**Exercise:**
Count lines with "this" in them. Report only the total.

* BEGIN Listed entries *

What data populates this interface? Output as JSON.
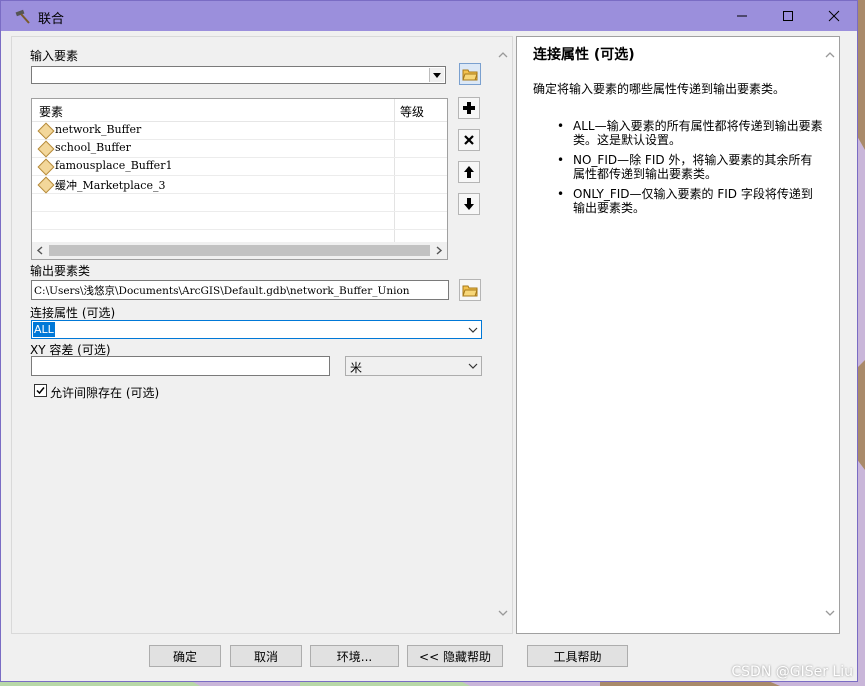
{
  "window": {
    "title": "联合"
  },
  "form": {
    "input_features_label": "输入要素",
    "input_features_value": "",
    "list_header_name": "要素",
    "list_header_rank": "等级",
    "features": [
      "network_Buffer",
      "school_Buffer",
      "famousplace_Buffer1",
      "缓冲_Marketplace_3"
    ],
    "output_label": "输出要素类",
    "output_value": "C:\\Users\\浅悠京\\Documents\\ArcGIS\\Default.gdb\\network_Buffer_Union",
    "join_attr_label": "连接属性 (可选)",
    "join_attr_value": "ALL",
    "xy_tol_label": "XY 容差 (可选)",
    "xy_tol_value": "",
    "xy_unit": "米",
    "gaps_label": "允许间隙存在 (可选)",
    "gaps_checked": true
  },
  "buttons": {
    "ok": "确定",
    "cancel": "取消",
    "env": "环境...",
    "hide_help": "<< 隐藏帮助",
    "tool_help": "工具帮助"
  },
  "help": {
    "title": "连接属性 (可选)",
    "desc": "确定将输入要素的哪些属性传递到输出要素类。",
    "items": [
      "ALL—输入要素的所有属性都将传递到输出要素类。这是默认设置。",
      "NO_FID—除 FID 外，将输入要素的其余所有属性都传递到输出要素类。",
      "ONLY_FID—仅输入要素的 FID 字段将传递到输出要素类。"
    ]
  },
  "watermark": "CSDN @GISer Liu",
  "colors": {
    "titlebar": "#9b8fdc",
    "selection": "#0078d7"
  }
}
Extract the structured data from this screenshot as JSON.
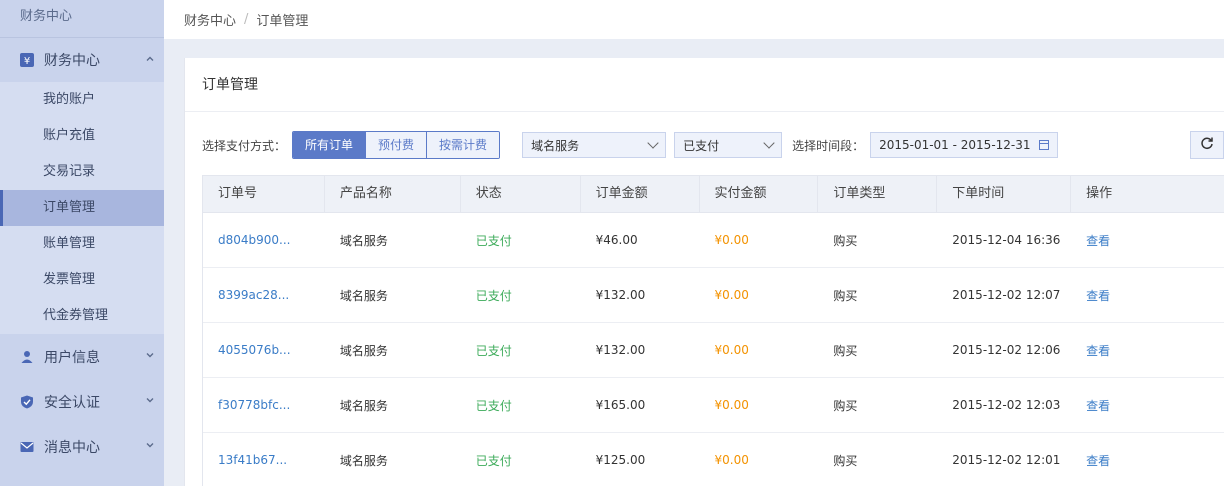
{
  "sidebar": {
    "top_title": "财务中心",
    "finance_group": {
      "label": "财务中心",
      "icon": "yen-icon"
    },
    "finance_items": [
      {
        "label": "我的账户"
      },
      {
        "label": "账户充值"
      },
      {
        "label": "交易记录"
      },
      {
        "label": "订单管理",
        "active": true
      },
      {
        "label": "账单管理"
      },
      {
        "label": "发票管理"
      },
      {
        "label": "代金券管理"
      }
    ],
    "user_group": {
      "label": "用户信息",
      "icon": "user-icon"
    },
    "security_group": {
      "label": "安全认证",
      "icon": "shield-icon"
    },
    "message_group": {
      "label": "消息中心",
      "icon": "mail-icon"
    }
  },
  "breadcrumb": {
    "root": "财务中心",
    "separator": "/",
    "current": "订单管理"
  },
  "card": {
    "title": "订单管理"
  },
  "filters": {
    "pay_label": "选择支付方式：",
    "pay_options": [
      "所有订单",
      "预付费",
      "按需计费"
    ],
    "pay_selected": "所有订单",
    "product_select": "域名服务",
    "status_select": "已支付",
    "time_label": "选择时间段：",
    "date_range": "2015-01-01 - 2015-12-31"
  },
  "table": {
    "headers": [
      "订单号",
      "产品名称",
      "状态",
      "订单金额",
      "实付金额",
      "订单类型",
      "下单时间",
      "操作"
    ],
    "rows": [
      {
        "id": "d804b900...",
        "product": "域名服务",
        "status": "已支付",
        "amount": "¥46.00",
        "paid": "¥0.00",
        "type": "购买",
        "time": "2015-12-04 16:36",
        "action": "查看"
      },
      {
        "id": "8399ac28...",
        "product": "域名服务",
        "status": "已支付",
        "amount": "¥132.00",
        "paid": "¥0.00",
        "type": "购买",
        "time": "2015-12-02 12:07",
        "action": "查看"
      },
      {
        "id": "4055076b...",
        "product": "域名服务",
        "status": "已支付",
        "amount": "¥132.00",
        "paid": "¥0.00",
        "type": "购买",
        "time": "2015-12-02 12:06",
        "action": "查看"
      },
      {
        "id": "f30778bfc...",
        "product": "域名服务",
        "status": "已支付",
        "amount": "¥165.00",
        "paid": "¥0.00",
        "type": "购买",
        "time": "2015-12-02 12:03",
        "action": "查看"
      },
      {
        "id": "13f41b67...",
        "product": "域名服务",
        "status": "已支付",
        "amount": "¥125.00",
        "paid": "¥0.00",
        "type": "购买",
        "time": "2015-12-02 12:01",
        "action": "查看"
      }
    ]
  },
  "colors": {
    "accent": "#5b7ac8",
    "paid_green": "#3cab5a",
    "amount_orange": "#f39200",
    "link_blue": "#3a7cc7",
    "sidebar_bg": "#c9d3ec"
  }
}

* END Listed entries *

**The completed task:**
2